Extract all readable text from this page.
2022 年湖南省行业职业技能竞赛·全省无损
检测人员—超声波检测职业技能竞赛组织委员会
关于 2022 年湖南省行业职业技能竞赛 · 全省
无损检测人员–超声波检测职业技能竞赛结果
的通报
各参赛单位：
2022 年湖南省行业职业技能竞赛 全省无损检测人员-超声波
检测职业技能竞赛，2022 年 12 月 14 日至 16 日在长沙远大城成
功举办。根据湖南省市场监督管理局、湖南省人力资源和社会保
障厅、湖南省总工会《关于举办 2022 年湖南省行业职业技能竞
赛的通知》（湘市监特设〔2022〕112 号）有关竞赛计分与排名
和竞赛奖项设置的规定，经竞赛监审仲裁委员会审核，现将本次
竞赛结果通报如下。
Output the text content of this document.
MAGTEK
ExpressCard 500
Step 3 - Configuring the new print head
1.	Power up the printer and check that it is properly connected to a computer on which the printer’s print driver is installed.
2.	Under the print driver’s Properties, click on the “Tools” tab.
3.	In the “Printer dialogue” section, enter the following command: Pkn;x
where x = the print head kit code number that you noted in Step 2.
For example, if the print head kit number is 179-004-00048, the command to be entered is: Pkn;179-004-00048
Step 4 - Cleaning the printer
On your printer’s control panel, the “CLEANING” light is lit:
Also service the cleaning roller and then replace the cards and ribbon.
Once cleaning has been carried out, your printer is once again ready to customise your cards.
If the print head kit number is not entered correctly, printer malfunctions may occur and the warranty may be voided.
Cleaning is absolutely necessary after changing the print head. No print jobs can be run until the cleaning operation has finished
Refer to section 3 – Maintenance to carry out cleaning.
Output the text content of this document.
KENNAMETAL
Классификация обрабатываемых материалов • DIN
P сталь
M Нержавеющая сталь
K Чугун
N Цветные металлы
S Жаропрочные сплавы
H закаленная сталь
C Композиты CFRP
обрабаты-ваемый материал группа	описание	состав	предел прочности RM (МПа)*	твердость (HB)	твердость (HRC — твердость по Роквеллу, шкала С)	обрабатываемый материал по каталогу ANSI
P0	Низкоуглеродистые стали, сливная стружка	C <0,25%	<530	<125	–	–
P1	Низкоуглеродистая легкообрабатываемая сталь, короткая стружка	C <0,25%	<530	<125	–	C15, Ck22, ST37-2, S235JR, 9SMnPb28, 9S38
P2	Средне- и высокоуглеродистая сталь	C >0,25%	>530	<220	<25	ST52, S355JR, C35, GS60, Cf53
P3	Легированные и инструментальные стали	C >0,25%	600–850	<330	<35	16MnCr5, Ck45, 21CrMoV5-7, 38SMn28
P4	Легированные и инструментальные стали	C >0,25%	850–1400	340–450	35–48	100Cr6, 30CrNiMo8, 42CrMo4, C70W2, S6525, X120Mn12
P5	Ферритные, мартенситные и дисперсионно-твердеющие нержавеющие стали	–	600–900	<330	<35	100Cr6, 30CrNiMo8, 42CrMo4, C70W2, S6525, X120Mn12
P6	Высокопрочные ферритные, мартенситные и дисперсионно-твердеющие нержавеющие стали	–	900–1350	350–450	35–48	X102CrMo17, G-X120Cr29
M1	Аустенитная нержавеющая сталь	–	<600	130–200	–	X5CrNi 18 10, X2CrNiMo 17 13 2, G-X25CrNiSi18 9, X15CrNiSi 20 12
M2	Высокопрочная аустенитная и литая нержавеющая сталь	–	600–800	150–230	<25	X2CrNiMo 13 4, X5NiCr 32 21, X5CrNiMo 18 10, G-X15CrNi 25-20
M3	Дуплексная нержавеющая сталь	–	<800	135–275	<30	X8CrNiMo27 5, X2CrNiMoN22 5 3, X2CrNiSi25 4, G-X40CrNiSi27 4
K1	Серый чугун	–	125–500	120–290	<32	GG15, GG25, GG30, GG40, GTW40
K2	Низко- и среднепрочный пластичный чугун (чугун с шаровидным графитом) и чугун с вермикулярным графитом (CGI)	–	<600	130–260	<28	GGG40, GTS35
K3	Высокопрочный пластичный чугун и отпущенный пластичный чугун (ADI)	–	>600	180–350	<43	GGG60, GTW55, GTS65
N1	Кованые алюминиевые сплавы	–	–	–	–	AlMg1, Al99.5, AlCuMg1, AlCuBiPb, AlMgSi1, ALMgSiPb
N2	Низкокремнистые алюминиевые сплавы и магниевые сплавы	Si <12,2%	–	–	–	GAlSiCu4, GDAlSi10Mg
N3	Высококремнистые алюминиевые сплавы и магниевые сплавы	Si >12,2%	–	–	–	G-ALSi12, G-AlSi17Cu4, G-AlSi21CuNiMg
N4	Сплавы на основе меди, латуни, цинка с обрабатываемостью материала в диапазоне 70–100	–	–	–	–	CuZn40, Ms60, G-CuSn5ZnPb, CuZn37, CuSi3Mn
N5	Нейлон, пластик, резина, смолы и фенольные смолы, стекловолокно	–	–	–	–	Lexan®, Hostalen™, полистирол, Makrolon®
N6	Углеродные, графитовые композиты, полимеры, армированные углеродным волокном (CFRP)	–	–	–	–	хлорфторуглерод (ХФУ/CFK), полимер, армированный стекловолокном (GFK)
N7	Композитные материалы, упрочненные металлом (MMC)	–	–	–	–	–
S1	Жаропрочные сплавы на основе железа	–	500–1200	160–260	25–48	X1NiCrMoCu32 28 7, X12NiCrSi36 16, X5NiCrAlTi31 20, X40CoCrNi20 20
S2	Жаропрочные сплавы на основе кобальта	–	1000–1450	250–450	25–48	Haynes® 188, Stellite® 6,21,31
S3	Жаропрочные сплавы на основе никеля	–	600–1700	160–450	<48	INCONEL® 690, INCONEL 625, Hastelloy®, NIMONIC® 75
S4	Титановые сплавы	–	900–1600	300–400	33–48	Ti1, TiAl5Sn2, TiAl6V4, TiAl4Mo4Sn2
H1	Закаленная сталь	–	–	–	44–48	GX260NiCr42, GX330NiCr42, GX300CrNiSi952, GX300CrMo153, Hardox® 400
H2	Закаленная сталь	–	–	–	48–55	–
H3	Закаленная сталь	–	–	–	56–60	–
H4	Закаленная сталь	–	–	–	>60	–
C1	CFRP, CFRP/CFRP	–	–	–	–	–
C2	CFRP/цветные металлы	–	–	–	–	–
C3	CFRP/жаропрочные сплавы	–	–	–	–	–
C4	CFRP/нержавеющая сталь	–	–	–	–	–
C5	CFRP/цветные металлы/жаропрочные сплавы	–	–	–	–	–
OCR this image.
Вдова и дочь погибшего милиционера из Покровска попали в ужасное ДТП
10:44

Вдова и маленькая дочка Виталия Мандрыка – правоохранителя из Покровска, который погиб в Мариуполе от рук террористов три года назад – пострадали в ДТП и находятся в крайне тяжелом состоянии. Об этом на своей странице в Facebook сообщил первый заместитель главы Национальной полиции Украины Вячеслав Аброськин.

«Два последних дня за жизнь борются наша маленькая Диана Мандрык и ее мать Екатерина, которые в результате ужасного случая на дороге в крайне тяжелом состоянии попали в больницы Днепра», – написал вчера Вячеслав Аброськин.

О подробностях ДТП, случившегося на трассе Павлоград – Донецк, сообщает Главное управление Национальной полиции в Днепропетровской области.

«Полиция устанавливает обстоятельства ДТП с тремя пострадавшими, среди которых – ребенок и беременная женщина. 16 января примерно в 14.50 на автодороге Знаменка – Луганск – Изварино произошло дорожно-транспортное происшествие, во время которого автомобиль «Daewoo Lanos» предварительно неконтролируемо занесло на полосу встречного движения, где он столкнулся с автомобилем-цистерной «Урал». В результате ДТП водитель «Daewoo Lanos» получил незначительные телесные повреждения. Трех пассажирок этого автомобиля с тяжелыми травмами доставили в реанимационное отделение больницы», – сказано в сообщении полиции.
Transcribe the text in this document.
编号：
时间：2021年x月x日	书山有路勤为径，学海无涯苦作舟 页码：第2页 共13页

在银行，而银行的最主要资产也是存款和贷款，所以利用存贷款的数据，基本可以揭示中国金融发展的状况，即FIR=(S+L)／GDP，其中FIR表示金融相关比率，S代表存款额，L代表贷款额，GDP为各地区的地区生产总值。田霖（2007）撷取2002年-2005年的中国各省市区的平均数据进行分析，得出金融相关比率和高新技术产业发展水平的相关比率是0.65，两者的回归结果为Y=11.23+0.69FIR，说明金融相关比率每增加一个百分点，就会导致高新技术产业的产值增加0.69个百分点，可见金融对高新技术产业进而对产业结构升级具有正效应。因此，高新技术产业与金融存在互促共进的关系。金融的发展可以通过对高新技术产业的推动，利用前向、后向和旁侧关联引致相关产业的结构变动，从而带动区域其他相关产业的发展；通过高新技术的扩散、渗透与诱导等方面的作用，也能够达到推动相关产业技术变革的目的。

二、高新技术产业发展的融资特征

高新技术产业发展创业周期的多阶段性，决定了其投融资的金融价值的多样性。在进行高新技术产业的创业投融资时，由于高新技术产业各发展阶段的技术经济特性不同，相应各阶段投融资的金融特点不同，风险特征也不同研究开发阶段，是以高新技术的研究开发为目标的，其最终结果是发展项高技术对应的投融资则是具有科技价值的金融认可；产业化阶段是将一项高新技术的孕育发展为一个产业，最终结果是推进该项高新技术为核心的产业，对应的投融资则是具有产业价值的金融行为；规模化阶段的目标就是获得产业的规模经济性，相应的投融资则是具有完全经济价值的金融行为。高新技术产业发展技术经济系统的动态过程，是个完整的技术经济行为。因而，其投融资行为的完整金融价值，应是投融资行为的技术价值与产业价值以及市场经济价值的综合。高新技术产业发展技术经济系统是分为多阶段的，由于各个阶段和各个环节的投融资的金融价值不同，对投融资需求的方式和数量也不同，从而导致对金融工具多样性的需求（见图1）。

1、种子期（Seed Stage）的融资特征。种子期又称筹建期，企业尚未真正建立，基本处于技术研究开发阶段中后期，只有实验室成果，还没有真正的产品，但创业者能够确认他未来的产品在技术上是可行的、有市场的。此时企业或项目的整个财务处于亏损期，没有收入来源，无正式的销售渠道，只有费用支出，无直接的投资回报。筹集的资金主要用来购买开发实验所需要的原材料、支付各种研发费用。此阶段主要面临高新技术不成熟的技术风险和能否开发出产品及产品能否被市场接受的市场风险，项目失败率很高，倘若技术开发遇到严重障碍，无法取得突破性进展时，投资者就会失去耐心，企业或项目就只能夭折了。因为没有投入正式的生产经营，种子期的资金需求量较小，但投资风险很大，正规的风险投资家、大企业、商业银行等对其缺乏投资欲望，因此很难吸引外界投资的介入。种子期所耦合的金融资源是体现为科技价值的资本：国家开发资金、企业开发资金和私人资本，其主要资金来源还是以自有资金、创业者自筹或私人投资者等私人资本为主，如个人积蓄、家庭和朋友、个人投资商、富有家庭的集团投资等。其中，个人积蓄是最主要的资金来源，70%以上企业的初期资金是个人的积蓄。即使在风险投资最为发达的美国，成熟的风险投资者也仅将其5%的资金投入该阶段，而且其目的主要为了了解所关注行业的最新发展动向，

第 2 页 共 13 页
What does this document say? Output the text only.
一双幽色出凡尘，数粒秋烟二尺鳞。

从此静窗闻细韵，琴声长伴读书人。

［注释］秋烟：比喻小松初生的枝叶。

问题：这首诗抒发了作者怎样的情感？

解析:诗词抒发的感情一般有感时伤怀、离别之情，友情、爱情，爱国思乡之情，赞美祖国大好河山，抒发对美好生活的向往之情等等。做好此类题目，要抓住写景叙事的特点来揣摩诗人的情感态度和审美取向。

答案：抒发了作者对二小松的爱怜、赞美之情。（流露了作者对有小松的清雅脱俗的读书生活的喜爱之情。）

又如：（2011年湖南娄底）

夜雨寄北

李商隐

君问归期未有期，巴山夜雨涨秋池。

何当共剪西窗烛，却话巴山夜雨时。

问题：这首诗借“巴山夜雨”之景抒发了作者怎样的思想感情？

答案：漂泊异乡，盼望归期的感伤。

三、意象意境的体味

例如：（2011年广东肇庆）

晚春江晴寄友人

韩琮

● Your objective:
Pull out every line from the one with "What does this" to the end of the listing, and output only those.

● Output of the exercise:
What does this document say? Output the text only.
一双幽色出凡尘，数粒秋烟二尺鳞。

从此静窗闻细韵，琴声长伴读书人。

［注释］秋烟：比喻小松初生的枝叶。

问题：这首诗抒发了作者怎样的情感？

解析:诗词抒发的感情一般有感时伤怀、离别之情，友情、爱情，爱国思乡之情，赞美祖国大好河山，抒发对美好生活的向往之情等等。做好此类题目，要抓住写景叙事的特点来揣摩诗人的情感态度和审美取向。

答案：抒发了作者对二小松的爱怜、赞美之情。（流露了作者对有小松的清雅脱俗的读书生活的喜爱之情。）

又如：（2011年湖南娄底）

夜雨寄北

李商隐

君问归期未有期，巴山夜雨涨秋池。

何当共剪西窗烛，却话巴山夜雨时。

问题：这首诗借“巴山夜雨”之景抒发了作者怎样的思想感情？

答案：漂泊异乡，盼望归期的感伤。

三、意象意境的体味

例如：（2011年广东肇庆）

晚春江晴寄友人

韩琮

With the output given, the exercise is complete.